[AIM] The records below must be output exactly, without pictures.

(Recorded data)
☆ ☆ ☆ ☆ ☆ ☆ ☆

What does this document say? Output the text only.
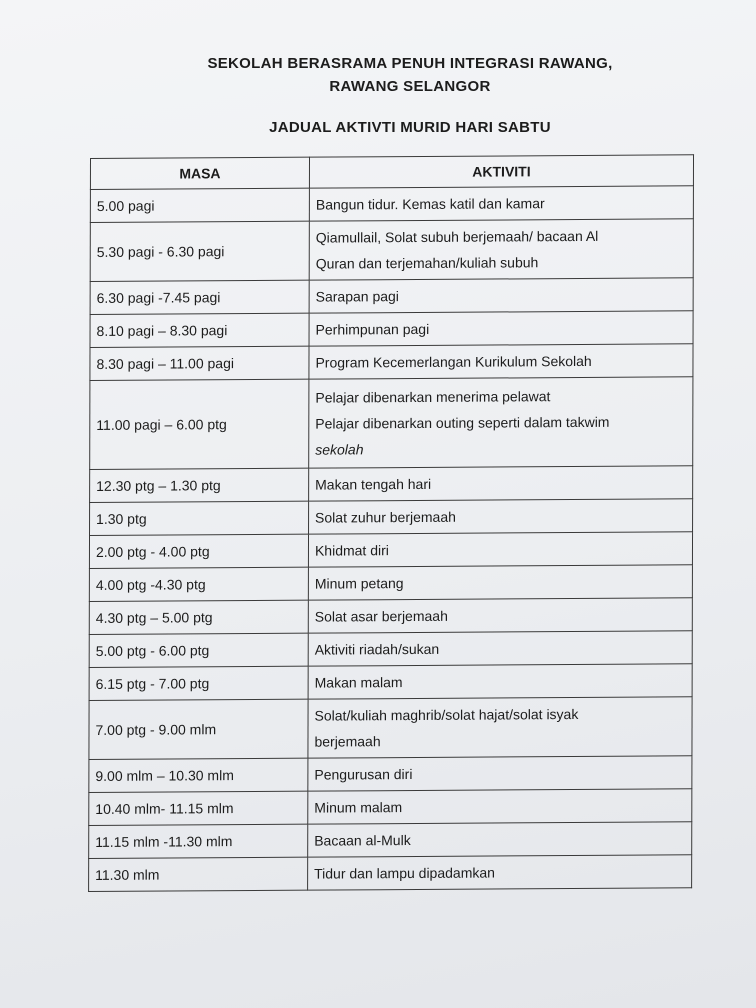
SEKOLAH BERASRAMA PENUH INTEGRASI RAWANG,
RAWANG SELANGOR
JADUAL AKTIVTI MURID HARI SABTU
MASA	AKTIVITI
5.00 pagi	Bangun tidur. Kemas katil dan kamar

5.30 pagi - 6.30 pagi	Qiamullail, Solat subuh berjemaah/ bacaan Al
Quran dan terjemahan/kuliah subuh

6.30 pagi -7.45 pagi	Sarapan pagi

8.10 pagi – 8.30 pagi	Perhimpunan pagi

8.30 pagi – 11.00 pagi	Program Kecemerlangan Kurikulum Sekolah

11.00 pagi – 6.00 ptg	Pelajar dibenarkan menerima pelawat
Pelajar dibenarkan outing seperti dalam takwim
sekolah

12.30 ptg – 1.30 ptg	Makan tengah hari

1.30 ptg	Solat zuhur berjemaah

2.00 ptg - 4.00 ptg	Khidmat diri

4.00 ptg -4.30 ptg	Minum petang

4.30 ptg – 5.00 ptg	Solat asar berjemaah

5.00 ptg - 6.00 ptg	Aktiviti riadah/sukan

6.15 ptg - 7.00 ptg	Makan malam

7.00 ptg - 9.00 mlm	Solat/kuliah maghrib/solat hajat/solat isyak
berjemaah

9.00 mlm – 10.30 mlm	Pengurusan diri

10.40 mlm- 11.15 mlm	Minum malam

11.15 mlm -11.30 mlm	Bacaan al-Mulk

11.30 mlm	Tidur dan lampu dipadamkan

☆ ☆ ☆ ☆ ☆ ☆ ☆

[ANSWER FOR THE TASK]
What does this document say? Output the text only.
SEKOLAH BERASRAMA PENUH INTEGRASI RAWANG,
RAWANG SELANGOR
JADUAL AKTIVTI MURID HARI SABTU
MASA	AKTIVITI
5.00 pagi	Bangun tidur. Kemas katil dan kamar

5.30 pagi - 6.30 pagi	Qiamullail, Solat subuh berjemaah/ bacaan Al
Quran dan terjemahan/kuliah subuh

6.30 pagi -7.45 pagi	Sarapan pagi

8.10 pagi – 8.30 pagi	Perhimpunan pagi

8.30 pagi – 11.00 pagi	Program Kecemerlangan Kurikulum Sekolah

11.00 pagi – 6.00 ptg	Pelajar dibenarkan menerima pelawat
Pelajar dibenarkan outing seperti dalam takwim
sekolah

12.30 ptg – 1.30 ptg	Makan tengah hari

1.30 ptg	Solat zuhur berjemaah

2.00 ptg - 4.00 ptg	Khidmat diri

4.00 ptg -4.30 ptg	Minum petang

4.30 ptg – 5.00 ptg	Solat asar berjemaah

5.00 ptg - 6.00 ptg	Aktiviti riadah/sukan

6.15 ptg - 7.00 ptg	Makan malam

7.00 ptg - 9.00 mlm	Solat/kuliah maghrib/solat hajat/solat isyak
berjemaah

9.00 mlm – 10.30 mlm	Pengurusan diri

10.40 mlm- 11.15 mlm	Minum malam

11.15 mlm -11.30 mlm	Bacaan al-Mulk

11.30 mlm	Tidur dan lampu dipadamkan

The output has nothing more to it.